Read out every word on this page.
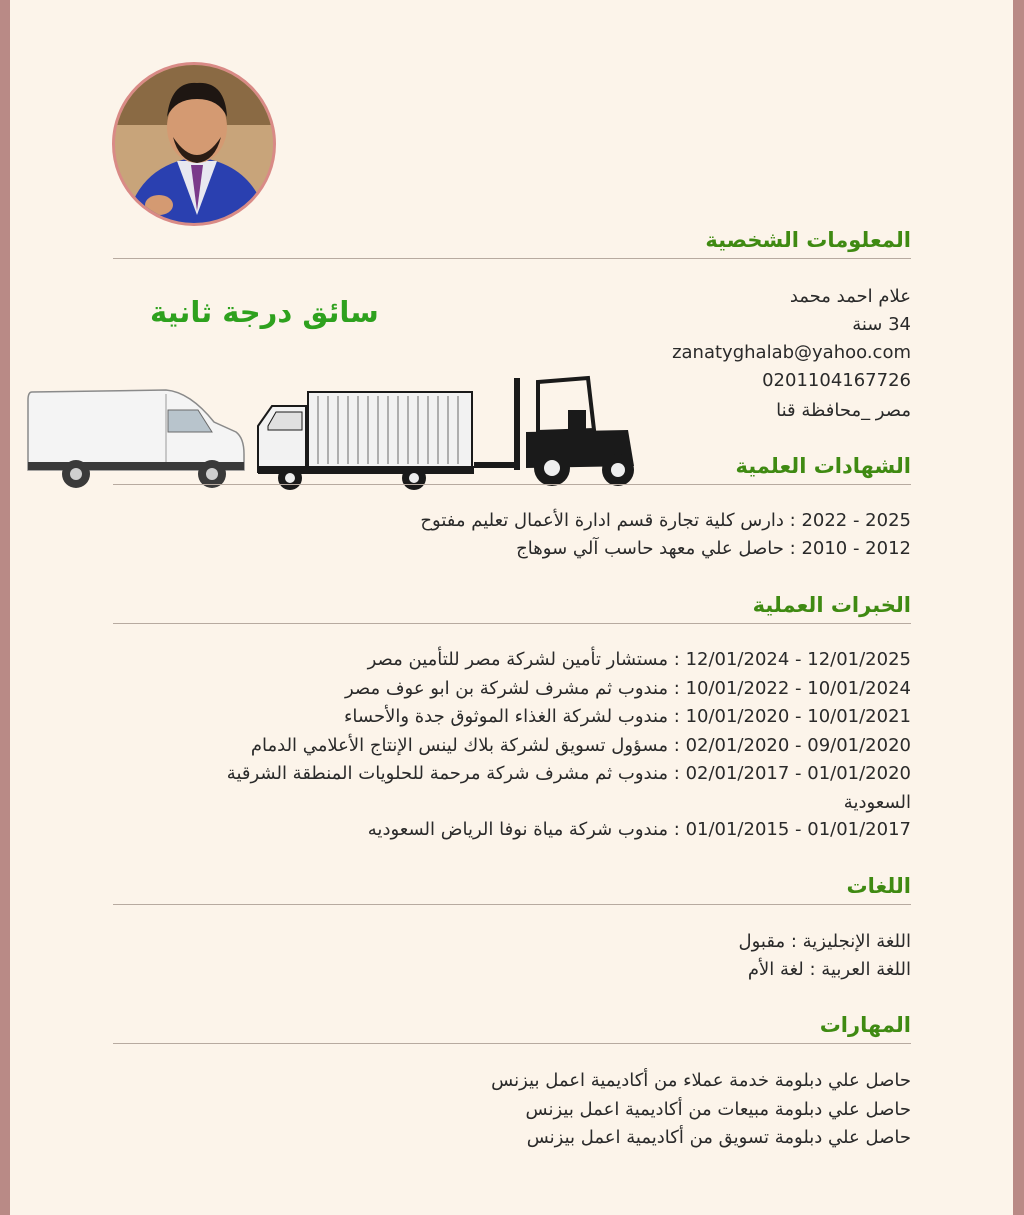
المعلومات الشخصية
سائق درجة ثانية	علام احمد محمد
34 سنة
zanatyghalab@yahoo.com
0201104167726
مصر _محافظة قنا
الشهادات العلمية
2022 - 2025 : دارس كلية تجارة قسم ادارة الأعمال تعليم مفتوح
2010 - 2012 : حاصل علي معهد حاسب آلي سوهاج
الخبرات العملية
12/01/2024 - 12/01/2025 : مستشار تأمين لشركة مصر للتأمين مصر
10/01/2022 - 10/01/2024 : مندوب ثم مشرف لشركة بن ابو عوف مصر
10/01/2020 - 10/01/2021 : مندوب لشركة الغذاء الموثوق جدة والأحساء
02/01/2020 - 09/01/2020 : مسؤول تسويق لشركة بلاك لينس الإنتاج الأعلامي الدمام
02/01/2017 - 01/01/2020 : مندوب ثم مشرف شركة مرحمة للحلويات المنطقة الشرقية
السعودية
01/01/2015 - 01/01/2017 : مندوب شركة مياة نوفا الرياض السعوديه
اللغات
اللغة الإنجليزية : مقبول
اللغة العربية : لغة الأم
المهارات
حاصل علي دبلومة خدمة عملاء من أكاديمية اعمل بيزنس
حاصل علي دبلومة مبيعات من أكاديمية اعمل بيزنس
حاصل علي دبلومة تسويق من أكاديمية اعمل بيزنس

WRITTEN TASK
Without the pictures, retype the whole of the material above exactly.

TASK RESPONSE
Read out every word on this page.
المعلومات الشخصية
سائق درجة ثانية	علام احمد محمد
34 سنة
zanatyghalab@yahoo.com
0201104167726
مصر _محافظة قنا
الشهادات العلمية
2022 - 2025 : دارس كلية تجارة قسم ادارة الأعمال تعليم مفتوح
2010 - 2012 : حاصل علي معهد حاسب آلي سوهاج
الخبرات العملية
12/01/2024 - 12/01/2025 : مستشار تأمين لشركة مصر للتأمين مصر
10/01/2022 - 10/01/2024 : مندوب ثم مشرف لشركة بن ابو عوف مصر
10/01/2020 - 10/01/2021 : مندوب لشركة الغذاء الموثوق جدة والأحساء
02/01/2020 - 09/01/2020 : مسؤول تسويق لشركة بلاك لينس الإنتاج الأعلامي الدمام
02/01/2017 - 01/01/2020 : مندوب ثم مشرف شركة مرحمة للحلويات المنطقة الشرقية
السعودية
01/01/2015 - 01/01/2017 : مندوب شركة مياة نوفا الرياض السعوديه
اللغات
اللغة الإنجليزية : مقبول
اللغة العربية : لغة الأم
المهارات
حاصل علي دبلومة خدمة عملاء من أكاديمية اعمل بيزنس
حاصل علي دبلومة مبيعات من أكاديمية اعمل بيزنس
حاصل علي دبلومة تسويق من أكاديمية اعمل بيزنس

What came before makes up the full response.